AIM OF THE TASK:
Scan the lines below; pull out those with "title".

GIVEN RECORDS:
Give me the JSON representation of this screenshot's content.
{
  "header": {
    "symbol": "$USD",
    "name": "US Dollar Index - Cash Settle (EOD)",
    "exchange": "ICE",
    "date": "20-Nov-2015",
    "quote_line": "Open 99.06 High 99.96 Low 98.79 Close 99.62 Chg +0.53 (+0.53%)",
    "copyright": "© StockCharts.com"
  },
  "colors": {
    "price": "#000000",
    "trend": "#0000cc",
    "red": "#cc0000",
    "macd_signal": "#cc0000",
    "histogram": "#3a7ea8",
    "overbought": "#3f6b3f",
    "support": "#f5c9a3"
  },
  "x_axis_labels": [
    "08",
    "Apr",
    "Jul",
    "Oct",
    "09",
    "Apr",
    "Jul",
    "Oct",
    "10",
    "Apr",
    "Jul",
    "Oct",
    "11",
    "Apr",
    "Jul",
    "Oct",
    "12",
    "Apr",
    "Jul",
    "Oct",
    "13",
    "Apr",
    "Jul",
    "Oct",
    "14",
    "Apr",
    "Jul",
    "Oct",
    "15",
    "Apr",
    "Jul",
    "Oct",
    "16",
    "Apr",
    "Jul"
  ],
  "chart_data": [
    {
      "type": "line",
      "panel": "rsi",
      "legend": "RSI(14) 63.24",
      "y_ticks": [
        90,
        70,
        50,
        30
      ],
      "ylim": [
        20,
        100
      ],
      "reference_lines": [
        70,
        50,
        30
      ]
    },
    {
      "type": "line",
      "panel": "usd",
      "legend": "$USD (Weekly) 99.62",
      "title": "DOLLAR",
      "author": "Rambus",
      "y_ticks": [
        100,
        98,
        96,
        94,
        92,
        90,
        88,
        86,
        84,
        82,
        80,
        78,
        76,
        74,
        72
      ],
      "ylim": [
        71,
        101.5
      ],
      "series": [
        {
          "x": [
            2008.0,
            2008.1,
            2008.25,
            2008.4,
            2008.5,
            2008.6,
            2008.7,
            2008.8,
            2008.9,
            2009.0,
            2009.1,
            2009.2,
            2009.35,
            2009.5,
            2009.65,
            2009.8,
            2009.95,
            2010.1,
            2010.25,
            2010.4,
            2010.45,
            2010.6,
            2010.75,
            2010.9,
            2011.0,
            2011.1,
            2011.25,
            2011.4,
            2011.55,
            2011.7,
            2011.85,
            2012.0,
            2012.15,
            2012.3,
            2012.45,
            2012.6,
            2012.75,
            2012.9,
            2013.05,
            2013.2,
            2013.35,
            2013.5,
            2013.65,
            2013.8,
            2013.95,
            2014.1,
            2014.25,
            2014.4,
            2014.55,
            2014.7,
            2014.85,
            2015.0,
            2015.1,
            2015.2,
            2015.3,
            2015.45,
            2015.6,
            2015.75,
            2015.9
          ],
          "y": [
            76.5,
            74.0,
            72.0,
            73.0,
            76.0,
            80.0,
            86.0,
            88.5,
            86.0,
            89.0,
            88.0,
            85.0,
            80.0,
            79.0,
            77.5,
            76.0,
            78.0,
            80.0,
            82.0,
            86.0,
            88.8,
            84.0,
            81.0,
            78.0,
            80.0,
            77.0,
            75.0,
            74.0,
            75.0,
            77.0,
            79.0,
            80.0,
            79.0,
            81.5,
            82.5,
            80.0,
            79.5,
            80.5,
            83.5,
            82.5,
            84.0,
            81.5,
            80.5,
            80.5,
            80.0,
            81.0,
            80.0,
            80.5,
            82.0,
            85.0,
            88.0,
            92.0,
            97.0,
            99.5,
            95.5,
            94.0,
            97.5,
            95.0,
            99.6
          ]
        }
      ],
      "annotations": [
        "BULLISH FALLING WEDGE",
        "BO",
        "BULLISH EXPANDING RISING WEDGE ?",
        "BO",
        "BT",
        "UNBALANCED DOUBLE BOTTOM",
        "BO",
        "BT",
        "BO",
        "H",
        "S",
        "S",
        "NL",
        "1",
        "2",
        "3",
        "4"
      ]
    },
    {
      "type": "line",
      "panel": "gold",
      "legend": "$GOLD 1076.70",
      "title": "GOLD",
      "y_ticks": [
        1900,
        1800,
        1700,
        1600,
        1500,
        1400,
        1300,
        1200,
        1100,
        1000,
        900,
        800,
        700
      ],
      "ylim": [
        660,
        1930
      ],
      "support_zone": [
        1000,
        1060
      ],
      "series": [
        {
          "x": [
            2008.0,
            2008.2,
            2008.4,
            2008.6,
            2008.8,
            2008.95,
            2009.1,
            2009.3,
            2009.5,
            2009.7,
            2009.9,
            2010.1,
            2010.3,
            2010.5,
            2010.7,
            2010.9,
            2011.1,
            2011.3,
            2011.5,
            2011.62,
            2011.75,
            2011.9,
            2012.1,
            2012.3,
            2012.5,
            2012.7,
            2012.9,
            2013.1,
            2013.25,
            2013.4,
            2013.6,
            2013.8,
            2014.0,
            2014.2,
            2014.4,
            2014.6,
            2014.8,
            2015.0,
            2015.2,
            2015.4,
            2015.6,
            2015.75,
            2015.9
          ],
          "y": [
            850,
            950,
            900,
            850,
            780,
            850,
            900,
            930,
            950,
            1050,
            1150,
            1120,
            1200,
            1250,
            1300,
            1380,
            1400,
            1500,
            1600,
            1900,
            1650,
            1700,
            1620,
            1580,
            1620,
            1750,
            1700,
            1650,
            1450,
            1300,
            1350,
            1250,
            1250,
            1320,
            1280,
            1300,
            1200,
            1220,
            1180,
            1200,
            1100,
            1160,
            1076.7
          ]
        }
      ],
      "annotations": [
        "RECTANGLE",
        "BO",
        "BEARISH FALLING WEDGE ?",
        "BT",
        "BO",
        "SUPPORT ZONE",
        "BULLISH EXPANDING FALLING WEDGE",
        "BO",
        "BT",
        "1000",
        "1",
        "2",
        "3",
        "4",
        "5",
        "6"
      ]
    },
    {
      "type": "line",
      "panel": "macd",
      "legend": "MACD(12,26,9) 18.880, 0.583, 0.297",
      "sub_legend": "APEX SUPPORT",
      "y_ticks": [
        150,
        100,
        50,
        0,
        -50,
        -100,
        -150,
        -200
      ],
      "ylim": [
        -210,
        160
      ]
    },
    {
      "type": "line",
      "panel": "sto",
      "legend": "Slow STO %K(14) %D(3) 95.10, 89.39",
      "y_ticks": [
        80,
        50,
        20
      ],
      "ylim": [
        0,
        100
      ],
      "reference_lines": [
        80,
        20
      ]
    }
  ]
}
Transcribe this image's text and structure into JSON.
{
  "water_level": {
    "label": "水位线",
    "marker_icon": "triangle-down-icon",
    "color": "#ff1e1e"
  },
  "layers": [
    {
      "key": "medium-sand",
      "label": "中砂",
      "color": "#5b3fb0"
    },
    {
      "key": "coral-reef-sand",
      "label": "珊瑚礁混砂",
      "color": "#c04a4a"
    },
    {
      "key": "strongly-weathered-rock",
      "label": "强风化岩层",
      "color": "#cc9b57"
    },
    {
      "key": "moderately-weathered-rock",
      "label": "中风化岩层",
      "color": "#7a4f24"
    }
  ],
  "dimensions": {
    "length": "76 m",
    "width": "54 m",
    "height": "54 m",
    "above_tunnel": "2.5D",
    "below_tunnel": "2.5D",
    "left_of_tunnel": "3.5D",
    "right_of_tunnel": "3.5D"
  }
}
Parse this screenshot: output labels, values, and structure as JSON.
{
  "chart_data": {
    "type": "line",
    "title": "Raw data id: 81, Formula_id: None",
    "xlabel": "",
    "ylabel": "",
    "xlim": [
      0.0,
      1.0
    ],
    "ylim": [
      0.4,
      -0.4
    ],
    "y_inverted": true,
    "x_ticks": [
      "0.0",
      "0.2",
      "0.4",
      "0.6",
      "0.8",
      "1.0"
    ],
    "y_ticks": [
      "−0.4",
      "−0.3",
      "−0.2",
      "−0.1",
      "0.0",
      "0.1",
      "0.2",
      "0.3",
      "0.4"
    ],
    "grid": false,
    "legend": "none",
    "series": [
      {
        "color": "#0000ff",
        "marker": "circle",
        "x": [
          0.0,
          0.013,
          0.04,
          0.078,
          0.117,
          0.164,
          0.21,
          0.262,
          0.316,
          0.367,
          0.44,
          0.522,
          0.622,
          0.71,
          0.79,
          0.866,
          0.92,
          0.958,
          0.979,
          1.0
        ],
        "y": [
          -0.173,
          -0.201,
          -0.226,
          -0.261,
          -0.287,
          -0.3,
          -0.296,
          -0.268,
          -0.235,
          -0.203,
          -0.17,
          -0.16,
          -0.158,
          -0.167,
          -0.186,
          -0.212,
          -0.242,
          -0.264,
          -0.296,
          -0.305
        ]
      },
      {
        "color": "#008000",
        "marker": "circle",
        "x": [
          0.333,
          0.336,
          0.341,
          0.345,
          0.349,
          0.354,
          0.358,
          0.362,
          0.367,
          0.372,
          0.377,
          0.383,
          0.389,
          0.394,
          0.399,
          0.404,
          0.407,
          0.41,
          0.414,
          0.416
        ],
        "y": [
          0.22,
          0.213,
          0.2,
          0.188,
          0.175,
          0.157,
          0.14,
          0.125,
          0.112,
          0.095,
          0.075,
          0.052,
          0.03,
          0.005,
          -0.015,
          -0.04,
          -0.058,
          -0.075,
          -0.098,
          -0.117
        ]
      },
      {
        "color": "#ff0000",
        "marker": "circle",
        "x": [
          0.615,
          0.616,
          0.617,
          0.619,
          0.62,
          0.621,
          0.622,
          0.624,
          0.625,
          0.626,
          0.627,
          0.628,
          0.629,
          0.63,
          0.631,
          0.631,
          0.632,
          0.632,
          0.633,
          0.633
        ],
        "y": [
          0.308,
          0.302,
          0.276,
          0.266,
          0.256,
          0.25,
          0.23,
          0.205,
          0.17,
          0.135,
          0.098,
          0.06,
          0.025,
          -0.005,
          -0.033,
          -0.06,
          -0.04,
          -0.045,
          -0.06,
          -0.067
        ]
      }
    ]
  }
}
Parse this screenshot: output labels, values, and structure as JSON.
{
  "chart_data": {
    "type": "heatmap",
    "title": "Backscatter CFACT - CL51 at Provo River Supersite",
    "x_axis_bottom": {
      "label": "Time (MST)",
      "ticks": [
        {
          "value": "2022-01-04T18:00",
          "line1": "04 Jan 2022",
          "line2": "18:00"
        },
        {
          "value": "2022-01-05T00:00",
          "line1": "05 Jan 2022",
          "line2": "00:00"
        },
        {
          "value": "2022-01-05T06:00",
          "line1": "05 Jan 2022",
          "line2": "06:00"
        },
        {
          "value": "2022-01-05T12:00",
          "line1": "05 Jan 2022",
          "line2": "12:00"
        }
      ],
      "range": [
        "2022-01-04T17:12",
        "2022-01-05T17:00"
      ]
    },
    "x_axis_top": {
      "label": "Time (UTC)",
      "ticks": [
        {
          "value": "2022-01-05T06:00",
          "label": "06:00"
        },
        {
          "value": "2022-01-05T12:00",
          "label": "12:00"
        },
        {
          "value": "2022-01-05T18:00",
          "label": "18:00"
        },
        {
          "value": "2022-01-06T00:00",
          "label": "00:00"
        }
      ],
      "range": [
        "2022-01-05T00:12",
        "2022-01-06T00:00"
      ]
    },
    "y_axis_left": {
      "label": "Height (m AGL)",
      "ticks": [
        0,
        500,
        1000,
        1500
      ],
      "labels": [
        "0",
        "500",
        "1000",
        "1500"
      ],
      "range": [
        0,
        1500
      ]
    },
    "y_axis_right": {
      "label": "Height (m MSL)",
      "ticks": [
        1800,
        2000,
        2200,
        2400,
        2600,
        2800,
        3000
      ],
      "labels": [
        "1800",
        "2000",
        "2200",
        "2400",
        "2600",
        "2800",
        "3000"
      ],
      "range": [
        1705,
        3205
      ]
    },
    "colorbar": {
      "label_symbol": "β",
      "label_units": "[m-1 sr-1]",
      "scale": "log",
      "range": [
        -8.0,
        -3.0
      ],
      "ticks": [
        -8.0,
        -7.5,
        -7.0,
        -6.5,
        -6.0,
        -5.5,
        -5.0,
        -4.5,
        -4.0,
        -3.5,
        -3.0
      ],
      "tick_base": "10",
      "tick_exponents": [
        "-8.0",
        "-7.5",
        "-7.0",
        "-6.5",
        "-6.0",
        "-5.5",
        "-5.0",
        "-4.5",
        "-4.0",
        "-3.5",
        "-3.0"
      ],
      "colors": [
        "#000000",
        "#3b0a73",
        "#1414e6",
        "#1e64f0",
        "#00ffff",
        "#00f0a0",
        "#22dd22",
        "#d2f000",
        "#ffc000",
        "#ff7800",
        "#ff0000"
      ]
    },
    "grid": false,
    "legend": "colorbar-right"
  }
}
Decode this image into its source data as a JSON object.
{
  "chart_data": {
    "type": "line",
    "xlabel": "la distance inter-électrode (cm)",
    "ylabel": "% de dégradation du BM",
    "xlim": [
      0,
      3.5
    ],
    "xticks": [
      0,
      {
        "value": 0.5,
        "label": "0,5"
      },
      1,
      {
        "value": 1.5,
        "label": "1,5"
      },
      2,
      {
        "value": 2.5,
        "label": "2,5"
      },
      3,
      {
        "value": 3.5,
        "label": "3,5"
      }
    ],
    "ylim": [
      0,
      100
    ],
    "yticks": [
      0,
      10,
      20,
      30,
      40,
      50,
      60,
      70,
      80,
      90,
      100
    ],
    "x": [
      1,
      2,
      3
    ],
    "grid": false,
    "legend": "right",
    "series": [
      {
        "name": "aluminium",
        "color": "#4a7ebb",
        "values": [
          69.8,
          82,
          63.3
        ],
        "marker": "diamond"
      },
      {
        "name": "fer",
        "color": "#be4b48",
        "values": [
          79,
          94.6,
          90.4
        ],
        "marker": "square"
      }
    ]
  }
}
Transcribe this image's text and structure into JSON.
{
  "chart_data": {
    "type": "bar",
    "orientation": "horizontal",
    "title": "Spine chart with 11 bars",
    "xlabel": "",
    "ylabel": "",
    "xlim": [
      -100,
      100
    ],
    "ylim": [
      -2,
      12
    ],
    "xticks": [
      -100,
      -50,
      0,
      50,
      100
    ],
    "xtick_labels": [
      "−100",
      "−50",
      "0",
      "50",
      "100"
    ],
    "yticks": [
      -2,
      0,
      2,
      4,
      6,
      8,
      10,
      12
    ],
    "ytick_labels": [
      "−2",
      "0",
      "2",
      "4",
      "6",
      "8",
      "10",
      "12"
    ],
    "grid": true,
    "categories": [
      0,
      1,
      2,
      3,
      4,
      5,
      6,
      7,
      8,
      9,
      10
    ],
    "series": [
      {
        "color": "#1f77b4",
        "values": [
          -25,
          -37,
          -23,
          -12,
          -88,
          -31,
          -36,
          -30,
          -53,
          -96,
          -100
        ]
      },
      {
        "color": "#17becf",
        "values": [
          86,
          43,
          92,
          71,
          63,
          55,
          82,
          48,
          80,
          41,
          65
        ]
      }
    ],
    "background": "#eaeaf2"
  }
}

RESPONSE BELOW:
      "title": "DOLLAR",
      "title": "GOLD",
    "title": "Raw data id: 81, Formula_id: None",
    "title": "Backscatter CFACT - CL51 at Provo River Supersite",
    "title": "Spine chart with 11 bars",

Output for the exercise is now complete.